**Do this:** Leave out the images; return the rest of the data exactly.

— Start of Records for processing —

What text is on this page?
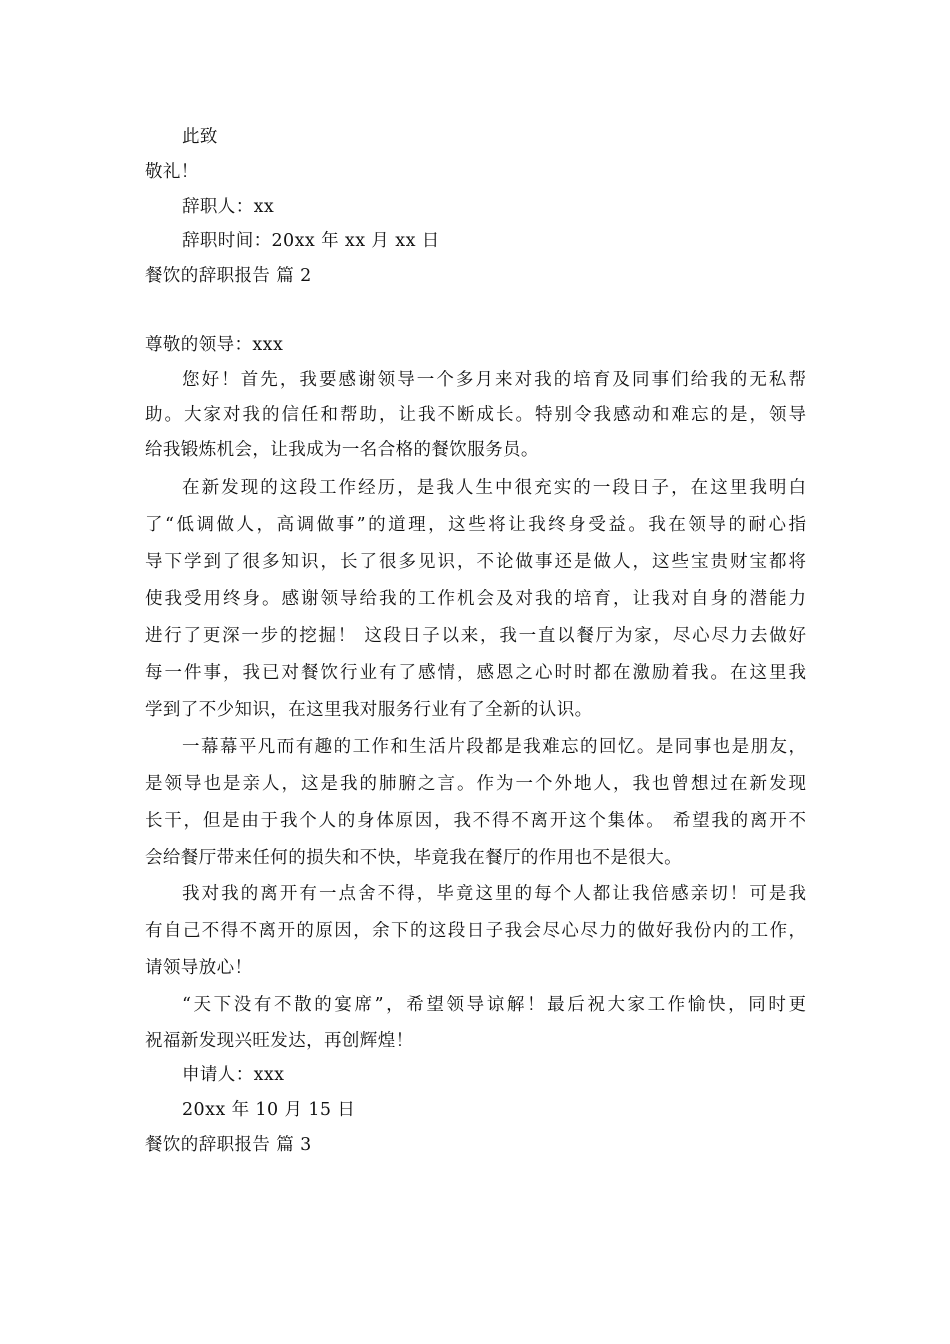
此致
敬礼！
辞职人：xx
辞职时间：20xx 年 xx 月 xx 日
餐饮的辞职报告 篇 2
尊敬的领导：xxx
您好！首先，我要感谢领导一个多月来对我的培育及同事们给我的无私帮
助。大家对我的信任和帮助，让我不断成长。特别令我感动和难忘的是，领导
给我锻炼机会，让我成为一名合格的餐饮服务员。
在新发现的这段工作经历，是我人生中很充实的一段日子，在这里我明白
了“低调做人，高调做事”的道理，这些将让我终身受益。我在领导的耐心指
导下学到了很多知识，长了很多见识，不论做事还是做人，这些宝贵财宝都将
使我受用终身。感谢领导给我的工作机会及对我的培育，让我对自身的潜能力
进行了更深一步的挖掘！ 这段日子以来，我一直以餐厅为家，尽心尽力去做好
每一件事，我已对餐饮行业有了感情，感恩之心时时都在激励着我。在这里我
学到了不少知识，在这里我对服务行业有了全新的认识。
一幕幕平凡而有趣的工作和生活片段都是我难忘的回忆。是同事也是朋友，
是领导也是亲人，这是我的肺腑之言。作为一个外地人，我也曾想过在新发现
长干，但是由于我个人的身体原因，我不得不离开这个集体。 希望我的离开不
会给餐厅带来任何的损失和不快，毕竟我在餐厅的作用也不是很大。
我对我的离开有一点舍不得，毕竟这里的每个人都让我倍感亲切！可是我
有自己不得不离开的原因，余下的这段日子我会尽心尽力的做好我份内的工作，
请领导放心！
“天下没有不散的宴席”，希望领导谅解！最后祝大家工作愉快，同时更
祝福新发现兴旺发达，再创辉煌！
申请人：xxx
20xx 年 10 月 15 日
餐饮的辞职报告 篇 3
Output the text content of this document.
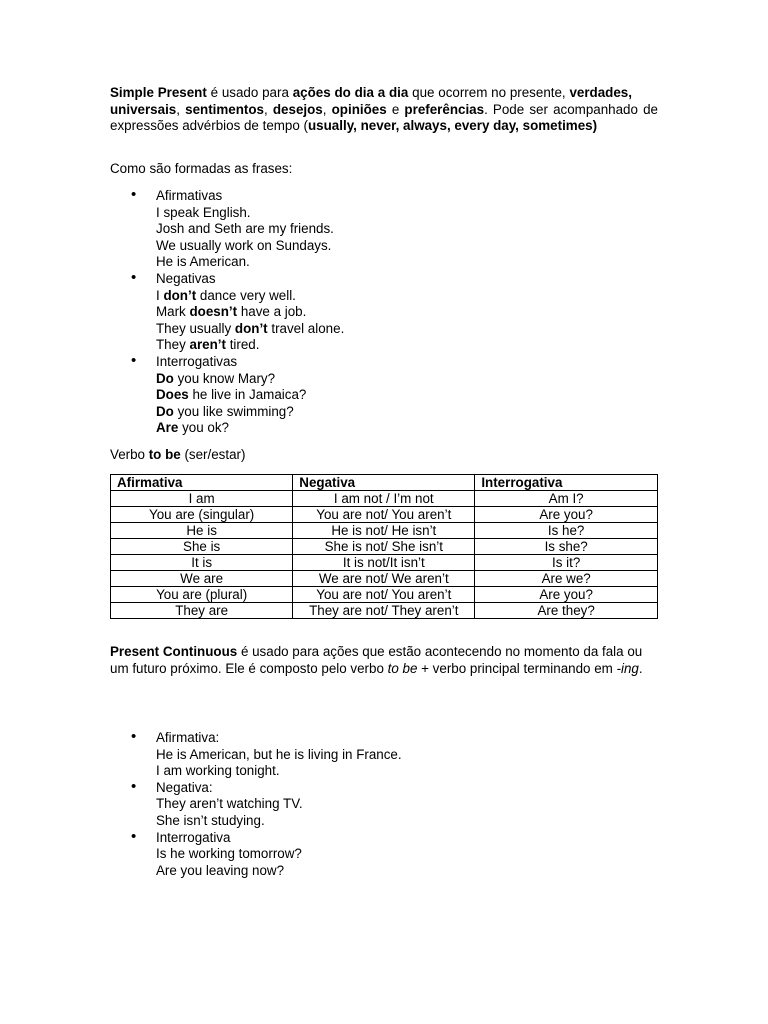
Simple Present é usado para ações do dia a dia que ocorrem no presente, verdades,universais, sentimentos, desejos, opiniões e preferências. Pode ser acompanhado de expressões advérbios de tempo (usually, never, always, every day, sometimes)

Como são formadas as frases:

• Afirmativas
I speak English.
Josh and Seth are my friends.
We usually work on Sundays.
He is American.
• Negativas
I don’t dance very well.
Mark doesn’t have a job.
They usually don’t travel alone.
They aren’t tired.
• Interrogativas
Do you know Mary?
Does he live in Jamaica?
Do you like swimming?
Are you ok?

Verbo to be (ser/estar)

Afirmativa	Negativa	Interrogativa
I am	I am not / I’m not	Am I?
You are (singular)	You are not/ You aren’t	Are you?
He is	He is not/ He isn’t	Is he?
She is	She is not/ She isn’t	Is she?
It is	It is not/It isn’t	Is it?
We are	We are not/ We aren’t	Are we?
You are (plural)	You are not/ You aren’t	Are you?
They are	They are not/ They aren’t	Are they?

Present Continuous é usado para ações que estão acontecendo no momento da fala ou um futuro próximo. Ele é composto pelo verbo to be + verbo principal terminando em -ing.

• Afirmativa:
He is American, but he is living in France.
I am working tonight.
• Negativa:
They aren’t watching TV.
She isn’t studying.
• Interrogativa
Is he working tomorrow?
Are you leaving now?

— End of Records for processing —

**Finished task:**
What text is on this page?
此致
敬礼！
辞职人：xx
辞职时间：20xx 年 xx 月 xx 日
餐饮的辞职报告 篇 2
尊敬的领导：xxx
您好！首先，我要感谢领导一个多月来对我的培育及同事们给我的无私帮
助。大家对我的信任和帮助，让我不断成长。特别令我感动和难忘的是，领导
给我锻炼机会，让我成为一名合格的餐饮服务员。
在新发现的这段工作经历，是我人生中很充实的一段日子，在这里我明白
了“低调做人，高调做事”的道理，这些将让我终身受益。我在领导的耐心指
导下学到了很多知识，长了很多见识，不论做事还是做人，这些宝贵财宝都将
使我受用终身。感谢领导给我的工作机会及对我的培育，让我对自身的潜能力
进行了更深一步的挖掘！ 这段日子以来，我一直以餐厅为家，尽心尽力去做好
每一件事，我已对餐饮行业有了感情，感恩之心时时都在激励着我。在这里我
学到了不少知识，在这里我对服务行业有了全新的认识。
一幕幕平凡而有趣的工作和生活片段都是我难忘的回忆。是同事也是朋友，
是领导也是亲人，这是我的肺腑之言。作为一个外地人，我也曾想过在新发现
长干，但是由于我个人的身体原因，我不得不离开这个集体。 希望我的离开不
会给餐厅带来任何的损失和不快，毕竟我在餐厅的作用也不是很大。
我对我的离开有一点舍不得，毕竟这里的每个人都让我倍感亲切！可是我
有自己不得不离开的原因，余下的这段日子我会尽心尽力的做好我份内的工作，
请领导放心！
“天下没有不散的宴席”，希望领导谅解！最后祝大家工作愉快，同时更
祝福新发现兴旺发达，再创辉煌！
申请人：xxx
20xx 年 10 月 15 日
餐饮的辞职报告 篇 3
Output the text content of this document.
Simple Present é usado para ações do dia a dia que ocorrem no presente, verdades,universais, sentimentos, desejos, opiniões e preferências. Pode ser acompanhado de expressões advérbios de tempo (usually, never, always, every day, sometimes)

Como são formadas as frases:

• Afirmativas
I speak English.
Josh and Seth are my friends.
We usually work on Sundays.
He is American.
• Negativas
I don’t dance very well.
Mark doesn’t have a job.
They usually don’t travel alone.
They aren’t tired.
• Interrogativas
Do you know Mary?
Does he live in Jamaica?
Do you like swimming?
Are you ok?

Verbo to be (ser/estar)

Afirmativa	Negativa	Interrogativa
I am	I am not / I’m not	Am I?
You are (singular)	You are not/ You aren’t	Are you?
He is	He is not/ He isn’t	Is he?
She is	She is not/ She isn’t	Is she?
It is	It is not/It isn’t	Is it?
We are	We are not/ We aren’t	Are we?
You are (plural)	You are not/ You aren’t	Are you?
They are	They are not/ They aren’t	Are they?

Present Continuous é usado para ações que estão acontecendo no momento da fala ou um futuro próximo. Ele é composto pelo verbo to be + verbo principal terminando em -ing.

• Afirmativa:
He is American, but he is living in France.
I am working tonight.
• Negativa:
They aren’t watching TV.
She isn’t studying.
• Interrogativa
Is he working tomorrow?
Are you leaving now?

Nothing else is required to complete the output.